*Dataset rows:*
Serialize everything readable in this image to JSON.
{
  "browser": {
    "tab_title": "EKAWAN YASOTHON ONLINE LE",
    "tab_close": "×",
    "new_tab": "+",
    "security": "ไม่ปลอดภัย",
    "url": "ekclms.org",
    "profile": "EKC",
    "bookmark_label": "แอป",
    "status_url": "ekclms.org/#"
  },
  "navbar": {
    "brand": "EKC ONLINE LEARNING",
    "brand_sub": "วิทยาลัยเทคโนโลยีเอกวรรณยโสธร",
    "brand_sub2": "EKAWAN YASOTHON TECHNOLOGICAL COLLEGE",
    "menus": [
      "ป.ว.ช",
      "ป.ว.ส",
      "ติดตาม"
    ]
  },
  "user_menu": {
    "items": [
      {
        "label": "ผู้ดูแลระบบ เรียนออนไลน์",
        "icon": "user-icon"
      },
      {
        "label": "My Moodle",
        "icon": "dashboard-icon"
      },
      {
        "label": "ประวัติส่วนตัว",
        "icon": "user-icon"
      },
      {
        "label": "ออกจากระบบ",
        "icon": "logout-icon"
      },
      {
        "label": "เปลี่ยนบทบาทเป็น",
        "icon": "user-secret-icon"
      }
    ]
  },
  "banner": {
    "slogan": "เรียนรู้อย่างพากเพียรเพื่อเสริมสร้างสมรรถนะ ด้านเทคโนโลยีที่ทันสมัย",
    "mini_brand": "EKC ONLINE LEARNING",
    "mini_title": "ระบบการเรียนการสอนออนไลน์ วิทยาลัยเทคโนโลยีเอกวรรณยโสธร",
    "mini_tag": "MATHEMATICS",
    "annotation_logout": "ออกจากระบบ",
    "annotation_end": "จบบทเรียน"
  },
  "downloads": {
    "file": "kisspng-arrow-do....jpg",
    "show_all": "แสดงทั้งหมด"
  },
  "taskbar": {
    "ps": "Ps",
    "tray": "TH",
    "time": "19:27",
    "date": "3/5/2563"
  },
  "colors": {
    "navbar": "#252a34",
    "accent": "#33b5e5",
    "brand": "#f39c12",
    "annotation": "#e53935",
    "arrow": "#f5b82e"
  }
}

...

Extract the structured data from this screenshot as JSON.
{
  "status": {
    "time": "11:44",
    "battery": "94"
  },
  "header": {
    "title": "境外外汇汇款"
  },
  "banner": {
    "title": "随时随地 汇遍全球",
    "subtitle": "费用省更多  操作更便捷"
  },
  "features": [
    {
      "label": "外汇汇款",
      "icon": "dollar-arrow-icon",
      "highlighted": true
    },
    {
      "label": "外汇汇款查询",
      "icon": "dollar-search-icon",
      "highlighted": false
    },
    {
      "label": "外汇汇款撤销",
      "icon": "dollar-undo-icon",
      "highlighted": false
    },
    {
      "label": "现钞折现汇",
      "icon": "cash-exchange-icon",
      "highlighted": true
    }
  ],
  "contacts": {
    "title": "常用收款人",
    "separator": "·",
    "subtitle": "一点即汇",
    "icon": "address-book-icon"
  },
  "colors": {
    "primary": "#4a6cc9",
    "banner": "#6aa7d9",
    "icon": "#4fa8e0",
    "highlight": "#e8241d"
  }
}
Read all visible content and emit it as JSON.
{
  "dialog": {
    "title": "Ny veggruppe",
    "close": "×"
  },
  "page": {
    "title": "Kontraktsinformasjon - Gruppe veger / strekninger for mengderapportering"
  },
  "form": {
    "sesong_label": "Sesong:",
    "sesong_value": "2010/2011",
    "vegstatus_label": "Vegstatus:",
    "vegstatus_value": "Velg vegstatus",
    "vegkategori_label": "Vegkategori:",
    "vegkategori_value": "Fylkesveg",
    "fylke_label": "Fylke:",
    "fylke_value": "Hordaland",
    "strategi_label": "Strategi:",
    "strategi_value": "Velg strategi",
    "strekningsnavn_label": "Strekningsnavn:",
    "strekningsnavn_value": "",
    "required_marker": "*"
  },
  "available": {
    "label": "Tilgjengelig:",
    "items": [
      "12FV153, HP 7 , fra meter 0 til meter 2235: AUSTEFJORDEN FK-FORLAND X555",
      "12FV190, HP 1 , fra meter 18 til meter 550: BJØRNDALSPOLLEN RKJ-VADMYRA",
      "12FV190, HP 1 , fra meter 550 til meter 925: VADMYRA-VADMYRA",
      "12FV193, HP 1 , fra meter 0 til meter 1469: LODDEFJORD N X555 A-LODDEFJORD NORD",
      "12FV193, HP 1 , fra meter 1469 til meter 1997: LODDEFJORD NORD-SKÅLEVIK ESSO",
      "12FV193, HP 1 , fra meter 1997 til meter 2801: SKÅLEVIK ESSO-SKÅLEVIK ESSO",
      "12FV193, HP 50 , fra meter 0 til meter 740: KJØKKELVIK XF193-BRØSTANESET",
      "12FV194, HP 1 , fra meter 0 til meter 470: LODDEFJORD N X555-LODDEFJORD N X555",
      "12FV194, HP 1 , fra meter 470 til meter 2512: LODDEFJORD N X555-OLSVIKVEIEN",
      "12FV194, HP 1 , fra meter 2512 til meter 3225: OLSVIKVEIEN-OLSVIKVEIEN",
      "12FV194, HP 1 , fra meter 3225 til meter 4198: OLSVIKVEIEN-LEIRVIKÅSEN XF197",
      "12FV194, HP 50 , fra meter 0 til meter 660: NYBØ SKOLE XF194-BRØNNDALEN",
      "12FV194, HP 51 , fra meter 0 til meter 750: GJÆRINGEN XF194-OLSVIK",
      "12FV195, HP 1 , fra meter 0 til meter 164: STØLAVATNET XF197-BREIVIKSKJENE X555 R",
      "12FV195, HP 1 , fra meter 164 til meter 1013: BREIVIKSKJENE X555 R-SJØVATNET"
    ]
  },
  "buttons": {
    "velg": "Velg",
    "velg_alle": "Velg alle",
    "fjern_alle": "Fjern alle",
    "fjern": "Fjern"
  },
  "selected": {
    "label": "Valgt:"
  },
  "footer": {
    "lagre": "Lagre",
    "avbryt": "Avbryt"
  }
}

*Directions for this task:* Scan the material above for the word "OLSVIKVEIEN". Copy each line where it occurs.

*The answer:*
      "12FV194, HP 1 , fra meter 470 til meter 2512: LODDEFJORD N X555-OLSVIKVEIEN",
      "12FV194, HP 1 , fra meter 2512 til meter 3225: OLSVIKVEIEN-OLSVIKVEIEN",
      "12FV194, HP 1 , fra meter 3225 til meter 4198: OLSVIKVEIEN-LEIRVIKÅSEN XF197",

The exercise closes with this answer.